• Exercise requirements: Leave out the pictures and transcribe the rest of the records exactly.
* * * * * * *
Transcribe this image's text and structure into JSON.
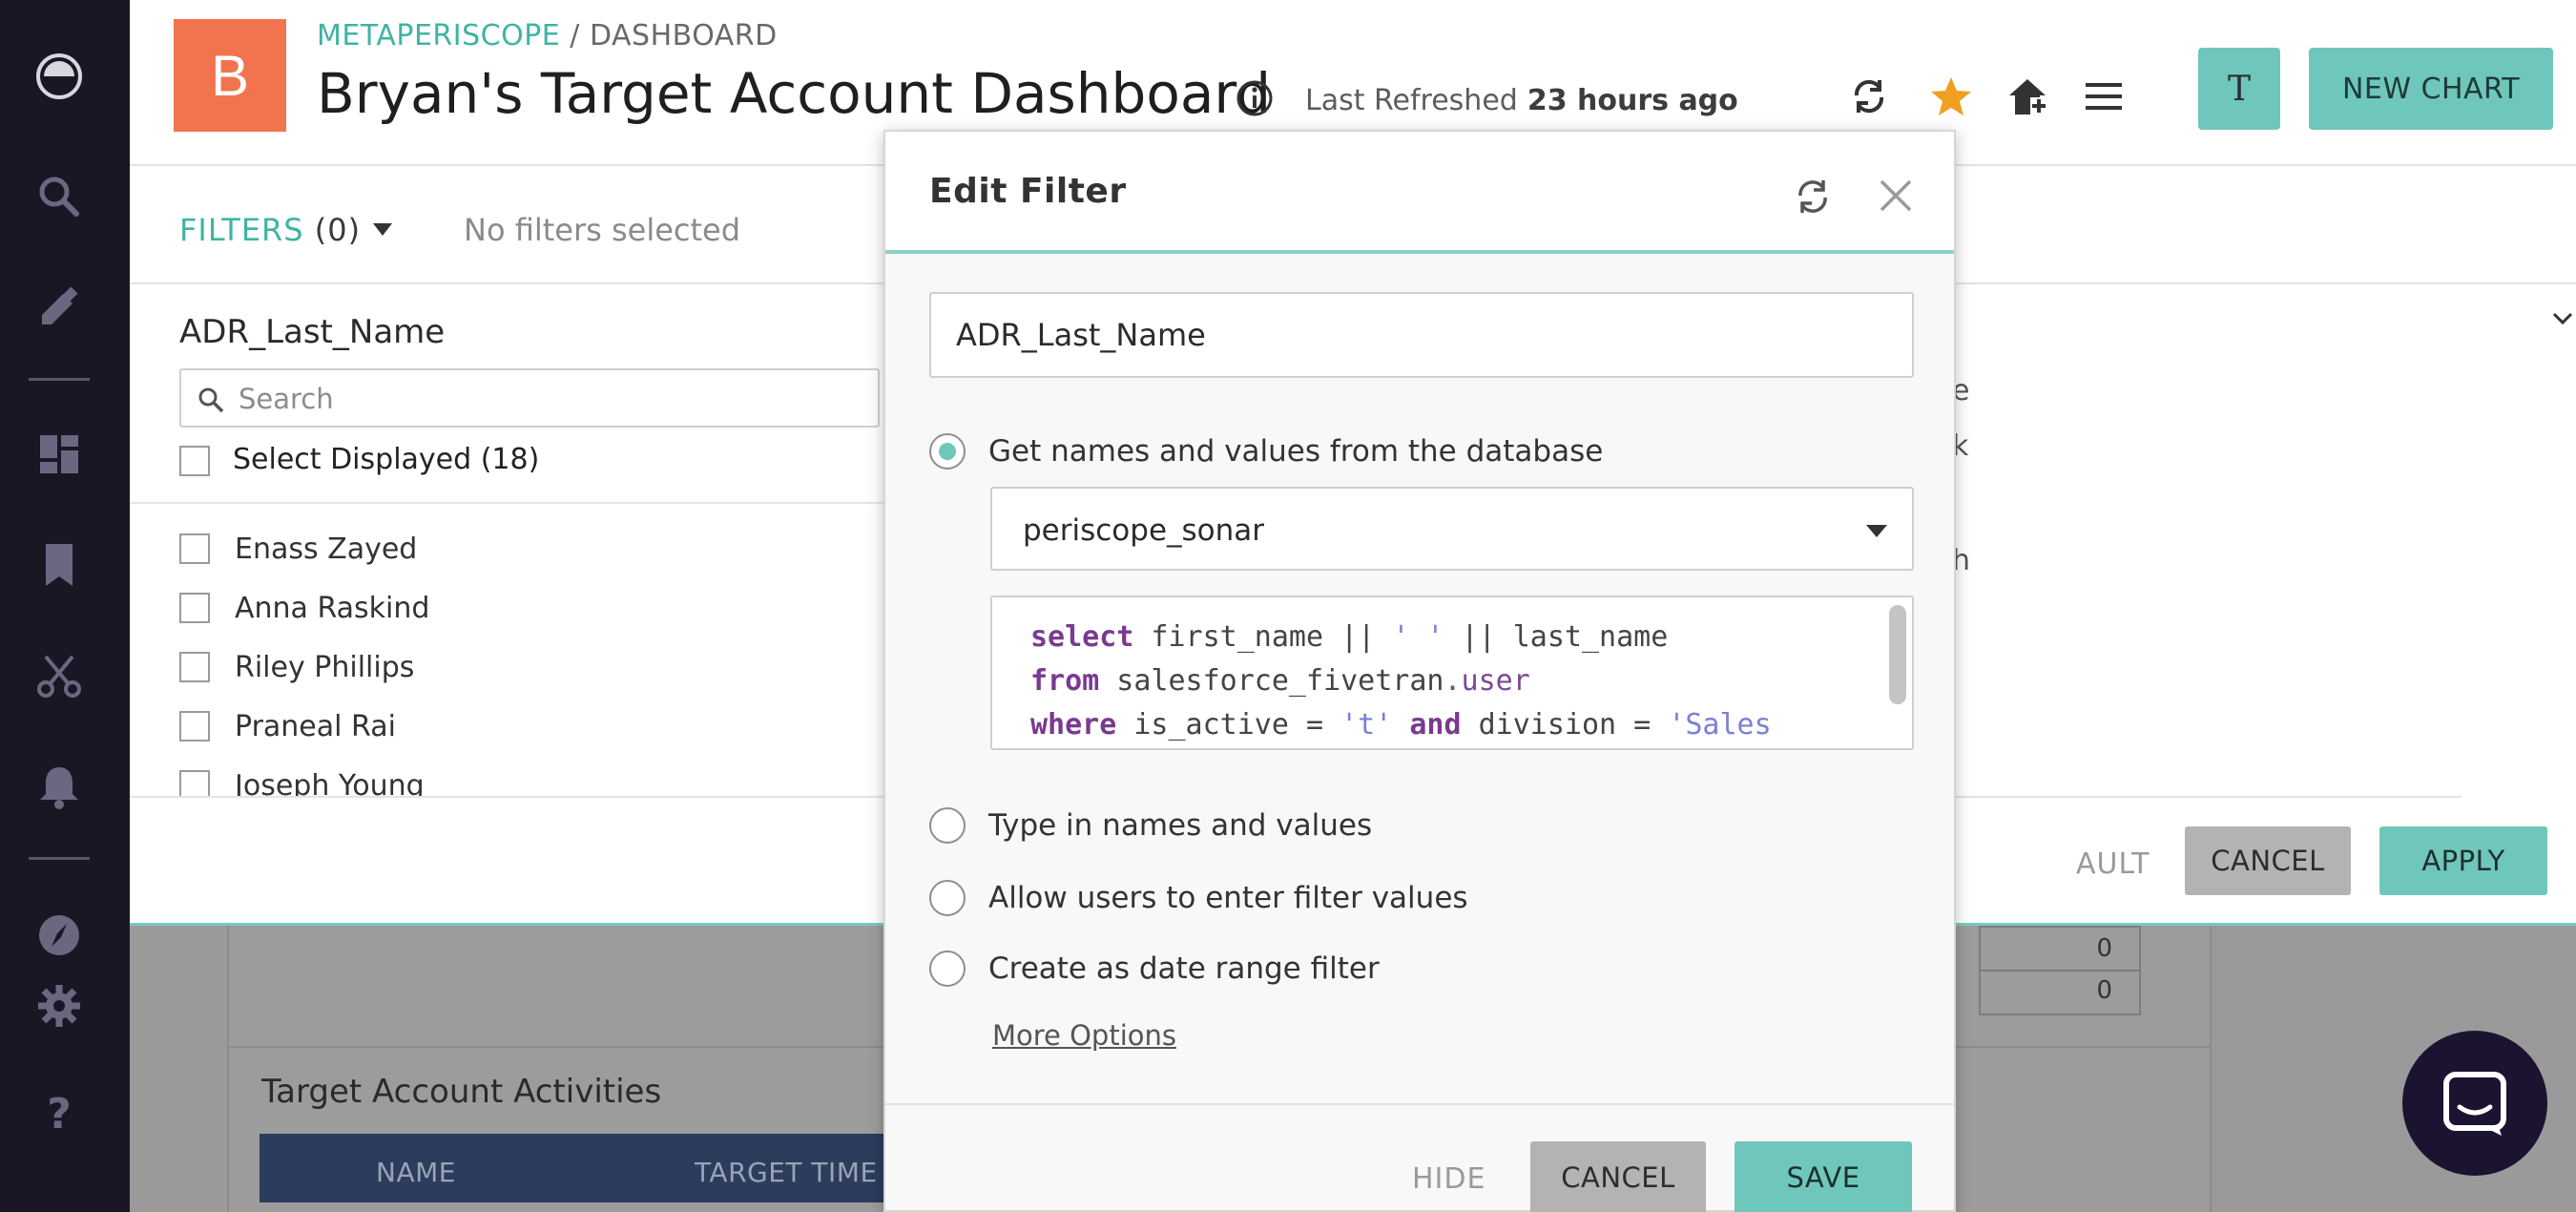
{
  "sidebar": {
    "icons": [
      "logo-icon",
      "search-icon",
      "edit-icon",
      "dashboards-icon",
      "bookmark-icon",
      "scissors-icon",
      "bell-icon",
      "compass-icon",
      "settings-icon",
      "help-icon"
    ]
  },
  "header": {
    "avatar_letter": "B",
    "breadcrumb_root": "METAPERISCOPE",
    "breadcrumb_sep": " / ",
    "breadcrumb_current": "DASHBOARD",
    "title": "Bryan's Target Account Dashboard",
    "last_refreshed_label": "Last Refreshed",
    "last_refreshed_value": "23 hours ago",
    "user_initial": "T",
    "new_chart_label": "NEW CHART"
  },
  "filters": {
    "label": "FILTERS",
    "count": "(0)",
    "status": "No filters selected",
    "column_title": "ADR_Last_Name",
    "search_placeholder": "Search",
    "select_displayed": "Select Displayed (18)",
    "names": [
      "Enass Zayed",
      "Anna Raskind",
      "Riley Phillips",
      "Praneal Rai",
      "Joseph Young"
    ],
    "partial_right": [
      "e",
      "k",
      "h"
    ],
    "default_partial": "AULT",
    "cancel_label": "CANCEL",
    "apply_label": "APPLY"
  },
  "background": {
    "card_title": "Target Account Activities",
    "table_headers": [
      "NAME",
      "TARGET TIME"
    ],
    "cells": [
      "0",
      "0"
    ]
  },
  "modal": {
    "title": "Edit Filter",
    "name_value": "ADR_Last_Name",
    "options": [
      {
        "label": "Get names and values from the database",
        "selected": true
      },
      {
        "label": "Type in names and values",
        "selected": false
      },
      {
        "label": "Allow users to enter filter values",
        "selected": false
      },
      {
        "label": "Create as date range filter",
        "selected": false
      }
    ],
    "database": "periscope_sonar",
    "sql": {
      "l1_kw": "select",
      "l1_rest": " first_name || ",
      "l1_str": "' '",
      "l1_end": " || last_name",
      "l2_kw": "from",
      "l2_rest": " salesforce_fivetran",
      "l2_tbl": ".user",
      "l3_kw": "where",
      "l3_rest": " is_active = ",
      "l3_str": "'t'",
      "l3_kw2": " and",
      "l3_rest2": " division = ",
      "l3_str2": "'Sales"
    },
    "more_options": "More Options",
    "hide_label": "HIDE",
    "cancel_label": "CANCEL",
    "save_label": "SAVE"
  },
  "colors": {
    "accent": "#6fc7bb",
    "sidebar_bg": "#1a1624",
    "avatar_bg": "#f2744e",
    "star": "#f0a020"
  }
}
* * * * * * *
• Result of this task:
Transcribe this image's text and structure into JSON.
{
  "sidebar": {
    "icons": [
      "logo-icon",
      "search-icon",
      "edit-icon",
      "dashboards-icon",
      "bookmark-icon",
      "scissors-icon",
      "bell-icon",
      "compass-icon",
      "settings-icon",
      "help-icon"
    ]
  },
  "header": {
    "avatar_letter": "B",
    "breadcrumb_root": "METAPERISCOPE",
    "breadcrumb_sep": " / ",
    "breadcrumb_current": "DASHBOARD",
    "title": "Bryan's Target Account Dashboard",
    "last_refreshed_label": "Last Refreshed",
    "last_refreshed_value": "23 hours ago",
    "user_initial": "T",
    "new_chart_label": "NEW CHART"
  },
  "filters": {
    "label": "FILTERS",
    "count": "(0)",
    "status": "No filters selected",
    "column_title": "ADR_Last_Name",
    "search_placeholder": "Search",
    "select_displayed": "Select Displayed (18)",
    "names": [
      "Enass Zayed",
      "Anna Raskind",
      "Riley Phillips",
      "Praneal Rai",
      "Joseph Young"
    ],
    "partial_right": [
      "e",
      "k",
      "h"
    ],
    "default_partial": "AULT",
    "cancel_label": "CANCEL",
    "apply_label": "APPLY"
  },
  "background": {
    "card_title": "Target Account Activities",
    "table_headers": [
      "NAME",
      "TARGET TIME"
    ],
    "cells": [
      "0",
      "0"
    ]
  },
  "modal": {
    "title": "Edit Filter",
    "name_value": "ADR_Last_Name",
    "options": [
      {
        "label": "Get names and values from the database",
        "selected": true
      },
      {
        "label": "Type in names and values",
        "selected": false
      },
      {
        "label": "Allow users to enter filter values",
        "selected": false
      },
      {
        "label": "Create as date range filter",
        "selected": false
      }
    ],
    "database": "periscope_sonar",
    "sql": {
      "l1_kw": "select",
      "l1_rest": " first_name || ",
      "l1_str": "' '",
      "l1_end": " || last_name",
      "l2_kw": "from",
      "l2_rest": " salesforce_fivetran",
      "l2_tbl": ".user",
      "l3_kw": "where",
      "l3_rest": " is_active = ",
      "l3_str": "'t'",
      "l3_kw2": " and",
      "l3_rest2": " division = ",
      "l3_str2": "'Sales"
    },
    "more_options": "More Options",
    "hide_label": "HIDE",
    "cancel_label": "CANCEL",
    "save_label": "SAVE"
  },
  "colors": {
    "accent": "#6fc7bb",
    "sidebar_bg": "#1a1624",
    "avatar_bg": "#f2744e",
    "star": "#f0a020"
  }
}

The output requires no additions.